* STATED TASK
Please write the listing below out again exactly, leaving every picture behind.

Data excerpts
══════════

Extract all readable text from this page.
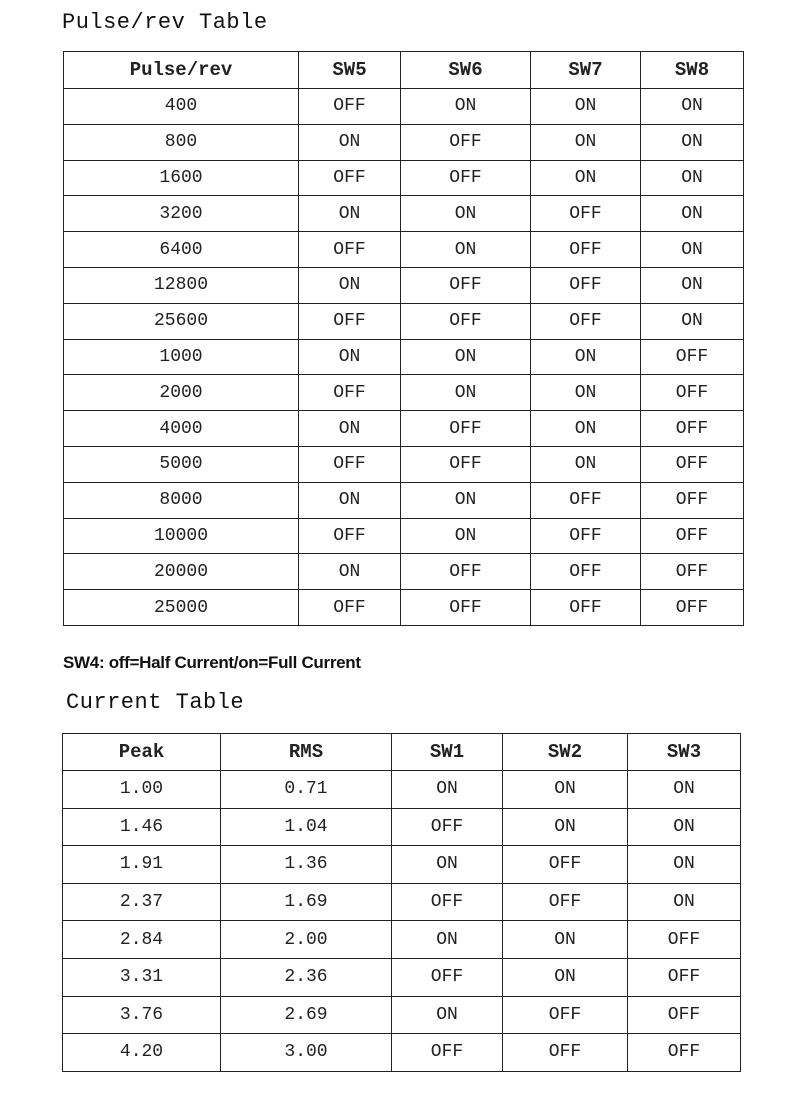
Pulse/rev Table
Pulse/rev	SW5	SW6	SW7	SW8
400	OFF	ON	ON	ON
800	ON	OFF	ON	ON
1600	OFF	OFF	ON	ON
3200	ON	ON	OFF	ON
6400	OFF	ON	OFF	ON
12800	ON	OFF	OFF	ON
25600	OFF	OFF	OFF	ON
1000	ON	ON	ON	OFF
2000	OFF	ON	ON	OFF
4000	ON	OFF	ON	OFF
5000	OFF	OFF	ON	OFF
8000	ON	ON	OFF	OFF
10000	OFF	ON	OFF	OFF
20000	ON	OFF	OFF	OFF
25000	OFF	OFF	OFF	OFF
SW4: off=Half Current/on=Full Current
Current Table
Peak	RMS	SW1	SW2	SW3
1.00	0.71	ON	ON	ON
1.46	1.04	OFF	ON	ON
1.91	1.36	ON	OFF	ON
2.37	1.69	OFF	OFF	ON
2.84	2.00	ON	ON	OFF
3.31	2.36	OFF	ON	OFF
3.76	2.69	ON	OFF	OFF
4.20	3.00	OFF	OFF	OFF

══════════

* FINAL RESULT
Extract all readable text from this page.
Pulse/rev Table
Pulse/rev	SW5	SW6	SW7	SW8
400	OFF	ON	ON	ON
800	ON	OFF	ON	ON
1600	OFF	OFF	ON	ON
3200	ON	ON	OFF	ON
6400	OFF	ON	OFF	ON
12800	ON	OFF	OFF	ON
25600	OFF	OFF	OFF	ON
1000	ON	ON	ON	OFF
2000	OFF	ON	ON	OFF
4000	ON	OFF	ON	OFF
5000	OFF	OFF	ON	OFF
8000	ON	ON	OFF	OFF
10000	OFF	ON	OFF	OFF
20000	ON	OFF	OFF	OFF
25000	OFF	OFF	OFF	OFF
SW4: off=Half Current/on=Full Current
Current Table
Peak	RMS	SW1	SW2	SW3
1.00	0.71	ON	ON	ON
1.46	1.04	OFF	ON	ON
1.91	1.36	ON	OFF	ON
2.37	1.69	OFF	OFF	ON
2.84	2.00	ON	ON	OFF
3.31	2.36	OFF	ON	OFF
3.76	2.69	ON	OFF	OFF
4.20	3.00	OFF	OFF	OFF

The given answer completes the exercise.